**WHAT THE TASK REQUIRES**
Repeat each record below exactly as given.

Data extracted from a collection:
━━━━━━━━━━━━━━━━━━━━━━━━━━━━━━
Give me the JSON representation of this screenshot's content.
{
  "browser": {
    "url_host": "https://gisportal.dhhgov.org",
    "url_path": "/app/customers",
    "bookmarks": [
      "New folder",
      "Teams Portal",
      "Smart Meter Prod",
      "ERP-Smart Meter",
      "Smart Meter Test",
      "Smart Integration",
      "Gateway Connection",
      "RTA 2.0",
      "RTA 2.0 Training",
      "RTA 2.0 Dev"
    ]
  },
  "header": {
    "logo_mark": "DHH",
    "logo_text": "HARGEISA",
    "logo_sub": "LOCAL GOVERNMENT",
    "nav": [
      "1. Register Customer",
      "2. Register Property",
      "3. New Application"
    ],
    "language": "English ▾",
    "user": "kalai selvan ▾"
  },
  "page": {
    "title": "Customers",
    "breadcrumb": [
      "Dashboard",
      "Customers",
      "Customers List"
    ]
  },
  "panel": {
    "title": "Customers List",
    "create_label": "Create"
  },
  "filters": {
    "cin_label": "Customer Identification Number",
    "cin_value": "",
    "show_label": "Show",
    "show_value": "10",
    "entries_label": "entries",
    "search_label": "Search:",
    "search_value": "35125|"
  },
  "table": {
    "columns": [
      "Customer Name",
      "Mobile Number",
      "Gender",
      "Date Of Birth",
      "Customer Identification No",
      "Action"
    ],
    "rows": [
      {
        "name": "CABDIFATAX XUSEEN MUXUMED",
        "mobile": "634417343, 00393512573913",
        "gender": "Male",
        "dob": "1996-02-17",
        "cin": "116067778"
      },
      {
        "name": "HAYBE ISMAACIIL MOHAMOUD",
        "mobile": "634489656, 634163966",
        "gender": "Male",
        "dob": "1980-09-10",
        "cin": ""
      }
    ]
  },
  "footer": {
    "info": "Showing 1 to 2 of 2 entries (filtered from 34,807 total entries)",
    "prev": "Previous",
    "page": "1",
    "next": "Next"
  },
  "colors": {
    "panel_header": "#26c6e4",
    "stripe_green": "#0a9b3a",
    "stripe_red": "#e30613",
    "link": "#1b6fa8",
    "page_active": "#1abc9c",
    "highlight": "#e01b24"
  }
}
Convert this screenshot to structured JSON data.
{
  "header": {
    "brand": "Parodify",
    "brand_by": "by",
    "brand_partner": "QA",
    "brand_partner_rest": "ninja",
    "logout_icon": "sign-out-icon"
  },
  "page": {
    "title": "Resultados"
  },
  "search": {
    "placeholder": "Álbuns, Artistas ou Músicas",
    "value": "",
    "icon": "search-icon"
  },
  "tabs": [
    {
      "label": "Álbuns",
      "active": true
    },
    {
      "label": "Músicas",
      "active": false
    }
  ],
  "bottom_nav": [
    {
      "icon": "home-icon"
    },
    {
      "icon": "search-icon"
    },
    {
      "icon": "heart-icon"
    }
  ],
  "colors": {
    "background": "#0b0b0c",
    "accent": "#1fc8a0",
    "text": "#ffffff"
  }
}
━━━━━━━━━━━━━━━━━━━━━━━━━━━━━━
**ANSWER TO THIS EXERCISE**
Give me the JSON representation of this screenshot's content.
{
  "browser": {
    "url_host": "https://gisportal.dhhgov.org",
    "url_path": "/app/customers",
    "bookmarks": [
      "New folder",
      "Teams Portal",
      "Smart Meter Prod",
      "ERP-Smart Meter",
      "Smart Meter Test",
      "Smart Integration",
      "Gateway Connection",
      "RTA 2.0",
      "RTA 2.0 Training",
      "RTA 2.0 Dev"
    ]
  },
  "header": {
    "logo_mark": "DHH",
    "logo_text": "HARGEISA",
    "logo_sub": "LOCAL GOVERNMENT",
    "nav": [
      "1. Register Customer",
      "2. Register Property",
      "3. New Application"
    ],
    "language": "English ▾",
    "user": "kalai selvan ▾"
  },
  "page": {
    "title": "Customers",
    "breadcrumb": [
      "Dashboard",
      "Customers",
      "Customers List"
    ]
  },
  "panel": {
    "title": "Customers List",
    "create_label": "Create"
  },
  "filters": {
    "cin_label": "Customer Identification Number",
    "cin_value": "",
    "show_label": "Show",
    "show_value": "10",
    "entries_label": "entries",
    "search_label": "Search:",
    "search_value": "35125|"
  },
  "table": {
    "columns": [
      "Customer Name",
      "Mobile Number",
      "Gender",
      "Date Of Birth",
      "Customer Identification No",
      "Action"
    ],
    "rows": [
      {
        "name": "CABDIFATAX XUSEEN MUXUMED",
        "mobile": "634417343, 00393512573913",
        "gender": "Male",
        "dob": "1996-02-17",
        "cin": "116067778"
      },
      {
        "name": "HAYBE ISMAACIIL MOHAMOUD",
        "mobile": "634489656, 634163966",
        "gender": "Male",
        "dob": "1980-09-10",
        "cin": ""
      }
    ]
  },
  "footer": {
    "info": "Showing 1 to 2 of 2 entries (filtered from 34,807 total entries)",
    "prev": "Previous",
    "page": "1",
    "next": "Next"
  },
  "colors": {
    "panel_header": "#26c6e4",
    "stripe_green": "#0a9b3a",
    "stripe_red": "#e30613",
    "link": "#1b6fa8",
    "page_active": "#1abc9c",
    "highlight": "#e01b24"
  }
}
Convert this screenshot to structured JSON data.
{
  "header": {
    "brand": "Parodify",
    "brand_by": "by",
    "brand_partner": "QA",
    "brand_partner_rest": "ninja",
    "logout_icon": "sign-out-icon"
  },
  "page": {
    "title": "Resultados"
  },
  "search": {
    "placeholder": "Álbuns, Artistas ou Músicas",
    "value": "",
    "icon": "search-icon"
  },
  "tabs": [
    {
      "label": "Álbuns",
      "active": true
    },
    {
      "label": "Músicas",
      "active": false
    }
  ],
  "bottom_nav": [
    {
      "icon": "home-icon"
    },
    {
      "icon": "search-icon"
    },
    {
      "icon": "heart-icon"
    }
  ],
  "colors": {
    "background": "#0b0b0c",
    "accent": "#1fc8a0",
    "text": "#ffffff"
  }
}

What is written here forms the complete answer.